▸ **Task objective**:
Exactly repeat all the records below, omitting the images they hold.

▸ **Provided information**:

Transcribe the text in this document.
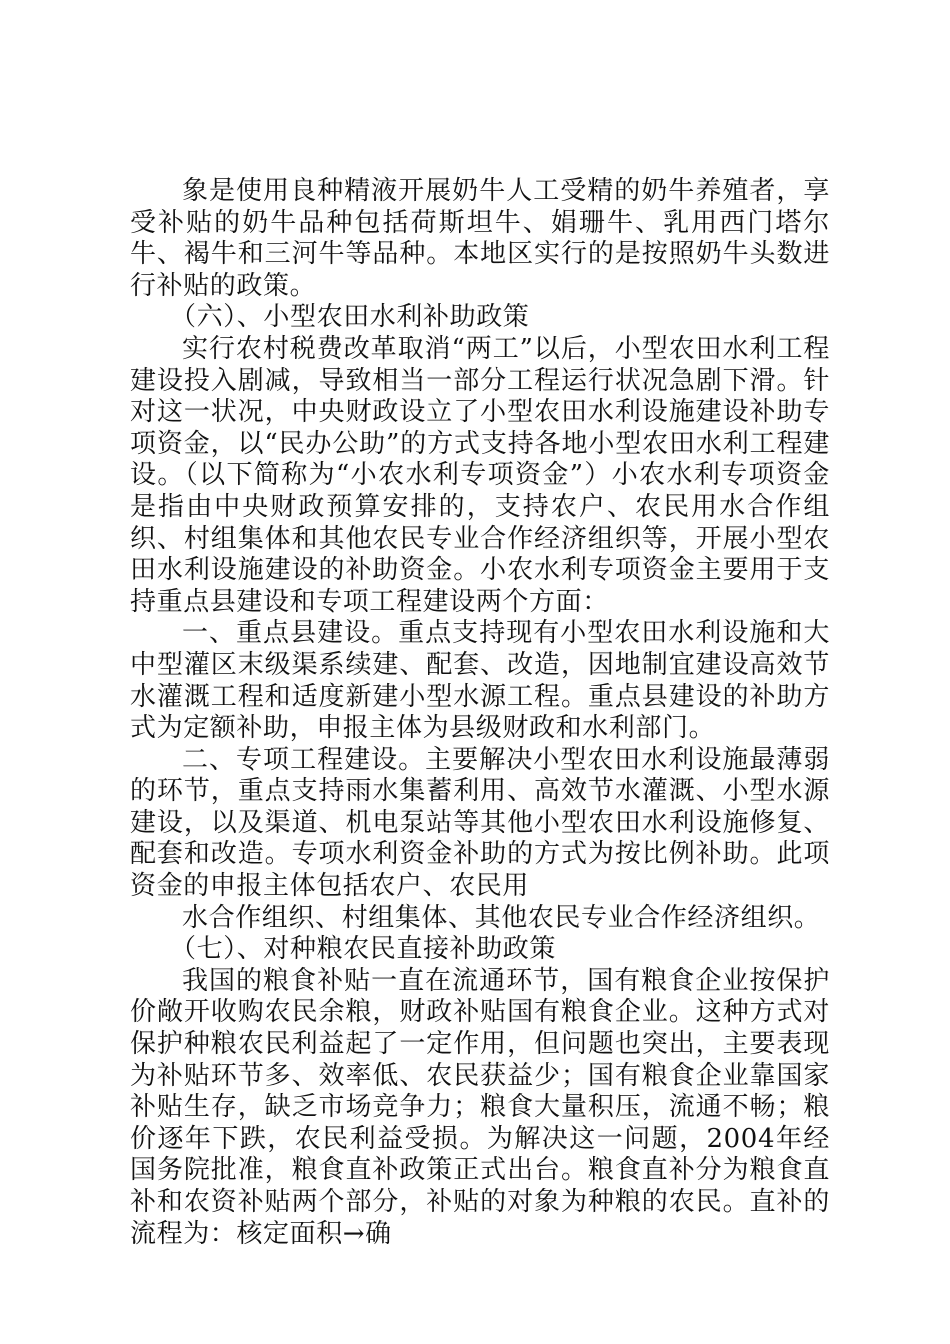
象是使用良种精液开展奶牛人工受精的奶牛养殖者，享受补贴的奶牛品种包括荷斯坦牛、娟珊牛、乳用西门塔尔牛、褐牛和三河牛等品种。本地区实行的是按照奶牛头数进行补贴的政策。

（六）、小型农田水利补助政策

实行农村税费改革取消“两工”以后，小型农田水利工程建设投入剧减，导致相当一部分工程运行状况急剧下滑。针对这一状况，中央财政设立了小型农田水利设施建设补助专项资金，以“民办公助”的方式支持各地小型农田水利工程建设。（以下简称为“小农水利专项资金”）小农水利专项资金是指由中央财政预算安排的，支持农户、农民用水合作组织、村组集体和其他农民专业合作经济组织等，开展小型农田水利设施建设的补助资金。小农水利专项资金主要用于支持重点县建设和专项工程建设两个方面：

一、重点县建设。重点支持现有小型农田水利设施和大中型灌区末级渠系续建、配套、改造，因地制宜建设高效节水灌溉工程和适度新建小型水源工程。重点县建设的补助方式为定额补助，申报主体为县级财政和水利部门。

二、专项工程建设。主要解决小型农田水利设施最薄弱的环节，重点支持雨水集蓄利用、高效节水灌溉、小型水源建设，以及渠道、机电泵站等其他小型农田水利设施修复、配套和改造。专项水利资金补助的方式为按比例补助。此项资金的申报主体包括农户、农民用

水合作组织、村组集体、其他农民专业合作经济组织。

（七）、对种粮农民直接补助政策

我国的粮食补贴一直在流通环节，国有粮食企业按保护价敞开收购农民余粮，财政补贴国有粮食企业。这种方式对保护种粮农民利益起了一定作用，但问题也突出，主要表现为补贴环节多、效率低、农民获益少；国有粮食企业靠国家补贴生存，缺乏市场竞争力；粮食大量积压，流通不畅；粮价逐年下跌，农民利益受损。为解决这一问题，2004年经国务院批准，粮食直补政策正式出台。粮食直补分为粮食直补和农资补贴两个部分，补贴的对象为种粮的农民。直补的流程为：核定面积→确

▸ **Answer to this exercise**:
Transcribe the text in this document.
象是使用良种精液开展奶牛人工受精的奶牛养殖者，享受补贴的奶牛品种包括荷斯坦牛、娟珊牛、乳用西门塔尔牛、褐牛和三河牛等品种。本地区实行的是按照奶牛头数进行补贴的政策。

（六）、小型农田水利补助政策

实行农村税费改革取消“两工”以后，小型农田水利工程建设投入剧减，导致相当一部分工程运行状况急剧下滑。针对这一状况，中央财政设立了小型农田水利设施建设补助专项资金，以“民办公助”的方式支持各地小型农田水利工程建设。（以下简称为“小农水利专项资金”）小农水利专项资金是指由中央财政预算安排的，支持农户、农民用水合作组织、村组集体和其他农民专业合作经济组织等，开展小型农田水利设施建设的补助资金。小农水利专项资金主要用于支持重点县建设和专项工程建设两个方面：

一、重点县建设。重点支持现有小型农田水利设施和大中型灌区末级渠系续建、配套、改造，因地制宜建设高效节水灌溉工程和适度新建小型水源工程。重点县建设的补助方式为定额补助，申报主体为县级财政和水利部门。

二、专项工程建设。主要解决小型农田水利设施最薄弱的环节，重点支持雨水集蓄利用、高效节水灌溉、小型水源建设，以及渠道、机电泵站等其他小型农田水利设施修复、配套和改造。专项水利资金补助的方式为按比例补助。此项资金的申报主体包括农户、农民用

水合作组织、村组集体、其他农民专业合作经济组织。

（七）、对种粮农民直接补助政策

我国的粮食补贴一直在流通环节，国有粮食企业按保护价敞开收购农民余粮，财政补贴国有粮食企业。这种方式对保护种粮农民利益起了一定作用，但问题也突出，主要表现为补贴环节多、效率低、农民获益少；国有粮食企业靠国家补贴生存，缺乏市场竞争力；粮食大量积压，流通不畅；粮价逐年下跌，农民利益受损。为解决这一问题，2004年经国务院批准，粮食直补政策正式出台。粮食直补分为粮食直补和农资补贴两个部分，补贴的对象为种粮的农民。直补的流程为：核定面积→确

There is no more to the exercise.